# CHALLENGE:
Check each line of the material below for "selecting", then copy the ones that contain it.
═══ RAW DATA
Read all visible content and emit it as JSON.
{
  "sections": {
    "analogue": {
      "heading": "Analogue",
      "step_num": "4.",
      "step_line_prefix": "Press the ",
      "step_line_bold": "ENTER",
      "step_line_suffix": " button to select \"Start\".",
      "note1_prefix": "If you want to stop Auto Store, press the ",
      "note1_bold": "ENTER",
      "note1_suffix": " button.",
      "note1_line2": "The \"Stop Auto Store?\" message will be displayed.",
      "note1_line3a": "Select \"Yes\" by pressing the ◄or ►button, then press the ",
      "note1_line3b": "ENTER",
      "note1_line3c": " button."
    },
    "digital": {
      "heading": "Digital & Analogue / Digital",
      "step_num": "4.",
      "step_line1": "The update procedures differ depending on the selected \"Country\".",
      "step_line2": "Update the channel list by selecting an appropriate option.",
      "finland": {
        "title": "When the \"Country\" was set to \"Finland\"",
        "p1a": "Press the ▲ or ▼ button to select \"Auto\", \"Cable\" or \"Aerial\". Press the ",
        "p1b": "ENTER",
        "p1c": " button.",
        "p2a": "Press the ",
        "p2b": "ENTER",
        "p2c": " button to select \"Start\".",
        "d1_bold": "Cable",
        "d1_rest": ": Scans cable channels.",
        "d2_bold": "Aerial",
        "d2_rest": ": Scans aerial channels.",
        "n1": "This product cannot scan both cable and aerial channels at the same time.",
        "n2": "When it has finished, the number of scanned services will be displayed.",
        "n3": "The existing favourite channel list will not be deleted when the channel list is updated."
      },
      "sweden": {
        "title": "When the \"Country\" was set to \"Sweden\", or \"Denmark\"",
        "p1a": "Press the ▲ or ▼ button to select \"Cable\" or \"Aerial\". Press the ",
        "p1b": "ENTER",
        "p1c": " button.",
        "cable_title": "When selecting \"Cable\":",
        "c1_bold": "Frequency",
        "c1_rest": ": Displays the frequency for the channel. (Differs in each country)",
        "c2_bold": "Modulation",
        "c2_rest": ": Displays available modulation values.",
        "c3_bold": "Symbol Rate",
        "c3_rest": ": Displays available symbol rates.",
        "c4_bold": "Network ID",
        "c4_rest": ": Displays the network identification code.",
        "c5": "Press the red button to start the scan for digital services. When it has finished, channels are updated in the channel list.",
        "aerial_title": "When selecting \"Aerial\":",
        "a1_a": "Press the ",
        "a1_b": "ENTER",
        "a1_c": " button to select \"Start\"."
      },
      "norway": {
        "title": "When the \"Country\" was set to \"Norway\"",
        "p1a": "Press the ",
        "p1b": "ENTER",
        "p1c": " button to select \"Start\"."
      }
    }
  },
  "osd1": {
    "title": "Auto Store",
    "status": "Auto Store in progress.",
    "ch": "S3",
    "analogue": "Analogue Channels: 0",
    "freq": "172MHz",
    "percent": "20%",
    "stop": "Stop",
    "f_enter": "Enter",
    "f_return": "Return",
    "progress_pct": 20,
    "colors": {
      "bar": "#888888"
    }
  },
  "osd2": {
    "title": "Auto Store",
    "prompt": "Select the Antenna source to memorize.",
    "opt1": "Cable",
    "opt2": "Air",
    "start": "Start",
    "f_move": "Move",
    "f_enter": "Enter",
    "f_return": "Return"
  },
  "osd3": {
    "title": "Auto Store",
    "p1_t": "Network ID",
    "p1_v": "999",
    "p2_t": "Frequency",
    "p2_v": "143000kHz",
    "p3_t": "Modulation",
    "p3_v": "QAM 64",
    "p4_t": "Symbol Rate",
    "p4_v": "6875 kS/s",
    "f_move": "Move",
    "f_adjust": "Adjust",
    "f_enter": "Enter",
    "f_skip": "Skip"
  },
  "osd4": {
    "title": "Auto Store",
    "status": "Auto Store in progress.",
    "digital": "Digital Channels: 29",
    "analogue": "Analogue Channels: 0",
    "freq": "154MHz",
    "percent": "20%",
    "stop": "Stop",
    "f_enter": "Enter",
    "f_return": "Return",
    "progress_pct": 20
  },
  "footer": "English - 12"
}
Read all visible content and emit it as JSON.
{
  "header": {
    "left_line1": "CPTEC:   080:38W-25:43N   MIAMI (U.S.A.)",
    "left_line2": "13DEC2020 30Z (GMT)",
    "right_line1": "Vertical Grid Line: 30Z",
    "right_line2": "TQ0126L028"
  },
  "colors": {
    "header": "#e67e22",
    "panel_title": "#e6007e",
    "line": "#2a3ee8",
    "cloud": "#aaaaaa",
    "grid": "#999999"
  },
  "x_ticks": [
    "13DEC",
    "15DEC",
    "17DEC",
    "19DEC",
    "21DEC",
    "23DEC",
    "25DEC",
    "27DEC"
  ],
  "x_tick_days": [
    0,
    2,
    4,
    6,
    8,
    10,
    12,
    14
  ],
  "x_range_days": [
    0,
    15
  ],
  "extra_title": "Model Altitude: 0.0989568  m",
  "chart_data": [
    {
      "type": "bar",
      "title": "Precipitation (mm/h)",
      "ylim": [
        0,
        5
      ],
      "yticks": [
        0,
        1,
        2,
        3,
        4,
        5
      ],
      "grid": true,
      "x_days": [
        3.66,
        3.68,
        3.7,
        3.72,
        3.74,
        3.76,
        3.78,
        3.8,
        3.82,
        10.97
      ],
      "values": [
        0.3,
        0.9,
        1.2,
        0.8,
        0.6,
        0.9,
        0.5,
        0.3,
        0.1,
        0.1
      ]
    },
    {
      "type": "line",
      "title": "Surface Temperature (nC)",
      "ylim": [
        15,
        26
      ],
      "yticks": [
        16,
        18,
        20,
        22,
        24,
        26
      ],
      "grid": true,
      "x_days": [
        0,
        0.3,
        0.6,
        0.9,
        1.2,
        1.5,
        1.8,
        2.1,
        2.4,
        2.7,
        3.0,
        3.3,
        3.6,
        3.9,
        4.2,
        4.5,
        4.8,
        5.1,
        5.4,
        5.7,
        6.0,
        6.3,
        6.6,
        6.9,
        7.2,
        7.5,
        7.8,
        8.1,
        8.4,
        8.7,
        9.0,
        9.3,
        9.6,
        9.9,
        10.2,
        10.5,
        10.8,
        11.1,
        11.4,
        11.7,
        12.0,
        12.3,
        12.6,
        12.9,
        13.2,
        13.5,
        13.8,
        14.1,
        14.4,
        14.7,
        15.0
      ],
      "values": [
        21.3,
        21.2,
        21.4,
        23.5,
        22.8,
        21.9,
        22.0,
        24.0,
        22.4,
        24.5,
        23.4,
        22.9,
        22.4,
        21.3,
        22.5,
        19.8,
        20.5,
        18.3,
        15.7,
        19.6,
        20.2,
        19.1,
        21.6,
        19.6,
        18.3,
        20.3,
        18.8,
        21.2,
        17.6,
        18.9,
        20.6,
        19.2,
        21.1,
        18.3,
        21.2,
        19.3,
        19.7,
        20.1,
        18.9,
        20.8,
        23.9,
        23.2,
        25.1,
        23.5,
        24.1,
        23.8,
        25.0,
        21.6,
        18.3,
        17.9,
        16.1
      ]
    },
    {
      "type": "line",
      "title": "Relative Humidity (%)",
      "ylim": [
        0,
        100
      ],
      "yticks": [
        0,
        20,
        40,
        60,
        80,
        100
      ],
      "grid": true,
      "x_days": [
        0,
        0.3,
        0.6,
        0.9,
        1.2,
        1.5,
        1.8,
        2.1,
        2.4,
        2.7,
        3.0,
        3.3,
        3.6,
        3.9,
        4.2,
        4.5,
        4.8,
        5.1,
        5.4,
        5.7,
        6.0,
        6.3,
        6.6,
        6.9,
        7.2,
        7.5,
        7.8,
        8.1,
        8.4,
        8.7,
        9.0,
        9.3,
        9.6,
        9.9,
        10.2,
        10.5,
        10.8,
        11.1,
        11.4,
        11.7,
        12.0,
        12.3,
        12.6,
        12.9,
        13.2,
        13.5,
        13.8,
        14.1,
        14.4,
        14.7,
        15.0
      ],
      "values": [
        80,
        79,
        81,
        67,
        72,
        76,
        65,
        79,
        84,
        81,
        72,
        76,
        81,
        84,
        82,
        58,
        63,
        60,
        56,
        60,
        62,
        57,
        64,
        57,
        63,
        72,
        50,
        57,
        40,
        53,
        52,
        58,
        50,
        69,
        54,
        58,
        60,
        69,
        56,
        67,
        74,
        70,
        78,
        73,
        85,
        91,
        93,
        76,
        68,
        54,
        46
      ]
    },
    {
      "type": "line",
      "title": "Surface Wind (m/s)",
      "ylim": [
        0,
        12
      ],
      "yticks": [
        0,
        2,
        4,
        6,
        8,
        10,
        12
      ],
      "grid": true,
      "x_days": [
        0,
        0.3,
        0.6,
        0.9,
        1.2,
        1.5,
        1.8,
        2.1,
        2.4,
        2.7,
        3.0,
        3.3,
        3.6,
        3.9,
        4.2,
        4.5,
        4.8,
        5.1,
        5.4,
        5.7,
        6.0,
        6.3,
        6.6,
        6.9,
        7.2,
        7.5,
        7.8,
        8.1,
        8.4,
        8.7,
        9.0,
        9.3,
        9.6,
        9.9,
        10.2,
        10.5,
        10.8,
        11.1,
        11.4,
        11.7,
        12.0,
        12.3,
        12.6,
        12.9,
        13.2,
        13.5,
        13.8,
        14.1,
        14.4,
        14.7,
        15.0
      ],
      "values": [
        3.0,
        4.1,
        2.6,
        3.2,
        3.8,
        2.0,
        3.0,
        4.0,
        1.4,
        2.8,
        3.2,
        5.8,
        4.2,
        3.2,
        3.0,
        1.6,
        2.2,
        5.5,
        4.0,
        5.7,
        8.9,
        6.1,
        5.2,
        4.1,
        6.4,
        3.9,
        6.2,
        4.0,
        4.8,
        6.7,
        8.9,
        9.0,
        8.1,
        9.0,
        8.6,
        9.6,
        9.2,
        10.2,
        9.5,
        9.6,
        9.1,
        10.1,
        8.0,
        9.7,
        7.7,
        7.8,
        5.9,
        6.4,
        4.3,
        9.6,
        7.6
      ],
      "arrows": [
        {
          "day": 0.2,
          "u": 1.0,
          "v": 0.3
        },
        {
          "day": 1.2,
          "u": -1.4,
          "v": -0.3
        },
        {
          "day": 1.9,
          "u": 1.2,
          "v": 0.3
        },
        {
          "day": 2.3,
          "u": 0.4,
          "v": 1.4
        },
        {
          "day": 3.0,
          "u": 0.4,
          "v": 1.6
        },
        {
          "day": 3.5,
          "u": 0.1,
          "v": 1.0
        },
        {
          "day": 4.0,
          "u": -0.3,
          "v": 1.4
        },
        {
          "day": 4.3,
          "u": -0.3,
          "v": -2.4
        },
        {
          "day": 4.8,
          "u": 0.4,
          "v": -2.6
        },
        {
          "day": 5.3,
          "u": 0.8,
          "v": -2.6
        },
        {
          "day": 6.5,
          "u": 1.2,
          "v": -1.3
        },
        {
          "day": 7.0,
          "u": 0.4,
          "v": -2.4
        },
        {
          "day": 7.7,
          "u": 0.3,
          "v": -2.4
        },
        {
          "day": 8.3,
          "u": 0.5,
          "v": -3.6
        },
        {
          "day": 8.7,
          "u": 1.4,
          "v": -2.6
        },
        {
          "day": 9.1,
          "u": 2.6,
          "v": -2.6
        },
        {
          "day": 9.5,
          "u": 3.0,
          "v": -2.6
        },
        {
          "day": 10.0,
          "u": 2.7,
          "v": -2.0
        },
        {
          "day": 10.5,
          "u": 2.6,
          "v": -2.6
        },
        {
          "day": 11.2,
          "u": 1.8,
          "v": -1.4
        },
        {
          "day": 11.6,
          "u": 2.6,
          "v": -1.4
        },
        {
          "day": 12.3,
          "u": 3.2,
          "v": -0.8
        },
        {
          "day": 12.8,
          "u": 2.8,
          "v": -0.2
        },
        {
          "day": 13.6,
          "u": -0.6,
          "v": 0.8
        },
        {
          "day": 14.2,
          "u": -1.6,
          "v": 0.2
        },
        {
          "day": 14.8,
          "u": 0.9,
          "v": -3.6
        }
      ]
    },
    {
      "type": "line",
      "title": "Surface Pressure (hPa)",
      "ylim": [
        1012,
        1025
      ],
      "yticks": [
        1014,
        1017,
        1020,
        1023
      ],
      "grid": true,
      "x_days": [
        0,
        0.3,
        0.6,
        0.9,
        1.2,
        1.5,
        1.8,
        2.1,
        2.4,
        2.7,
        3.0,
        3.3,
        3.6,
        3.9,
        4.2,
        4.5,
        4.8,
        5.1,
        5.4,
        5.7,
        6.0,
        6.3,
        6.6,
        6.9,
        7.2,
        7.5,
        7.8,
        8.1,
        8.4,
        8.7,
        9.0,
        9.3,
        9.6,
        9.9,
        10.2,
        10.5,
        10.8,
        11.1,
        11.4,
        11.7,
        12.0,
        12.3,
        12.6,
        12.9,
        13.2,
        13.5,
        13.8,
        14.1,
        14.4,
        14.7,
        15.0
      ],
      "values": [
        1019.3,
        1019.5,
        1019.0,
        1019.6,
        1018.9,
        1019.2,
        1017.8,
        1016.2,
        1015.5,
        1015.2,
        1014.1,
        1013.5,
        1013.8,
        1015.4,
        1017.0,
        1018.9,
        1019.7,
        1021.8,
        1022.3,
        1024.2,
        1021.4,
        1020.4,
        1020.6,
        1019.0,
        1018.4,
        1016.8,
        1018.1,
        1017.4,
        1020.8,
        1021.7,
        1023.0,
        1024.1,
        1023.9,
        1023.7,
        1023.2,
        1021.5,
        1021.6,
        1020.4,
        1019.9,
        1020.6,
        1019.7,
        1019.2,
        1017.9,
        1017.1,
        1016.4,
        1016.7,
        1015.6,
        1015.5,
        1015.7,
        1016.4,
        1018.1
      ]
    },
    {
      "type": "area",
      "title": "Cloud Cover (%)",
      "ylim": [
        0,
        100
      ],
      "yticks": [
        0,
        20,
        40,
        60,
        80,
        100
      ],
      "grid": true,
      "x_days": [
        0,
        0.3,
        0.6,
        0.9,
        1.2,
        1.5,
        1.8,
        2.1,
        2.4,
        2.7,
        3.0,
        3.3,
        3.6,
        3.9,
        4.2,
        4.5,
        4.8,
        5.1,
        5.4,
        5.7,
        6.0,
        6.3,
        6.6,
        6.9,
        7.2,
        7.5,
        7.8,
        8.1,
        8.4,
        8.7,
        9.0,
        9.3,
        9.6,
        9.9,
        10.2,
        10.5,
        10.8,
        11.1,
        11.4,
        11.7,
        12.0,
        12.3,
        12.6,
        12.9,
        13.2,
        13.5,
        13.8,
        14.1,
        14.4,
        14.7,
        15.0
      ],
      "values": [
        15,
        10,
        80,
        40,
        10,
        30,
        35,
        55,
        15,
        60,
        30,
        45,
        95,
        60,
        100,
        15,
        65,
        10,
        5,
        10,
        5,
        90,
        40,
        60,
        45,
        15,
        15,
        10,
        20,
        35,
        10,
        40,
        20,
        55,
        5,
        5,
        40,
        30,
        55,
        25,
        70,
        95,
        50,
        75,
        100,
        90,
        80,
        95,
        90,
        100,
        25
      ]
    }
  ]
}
══════
# OUTPUT FOR THIS TASK:
      "step_line2": "Update the channel list by selecting an appropriate option.",
        "cable_title": "When selecting \"Cable\":",
        "aerial_title": "When selecting \"Aerial\":",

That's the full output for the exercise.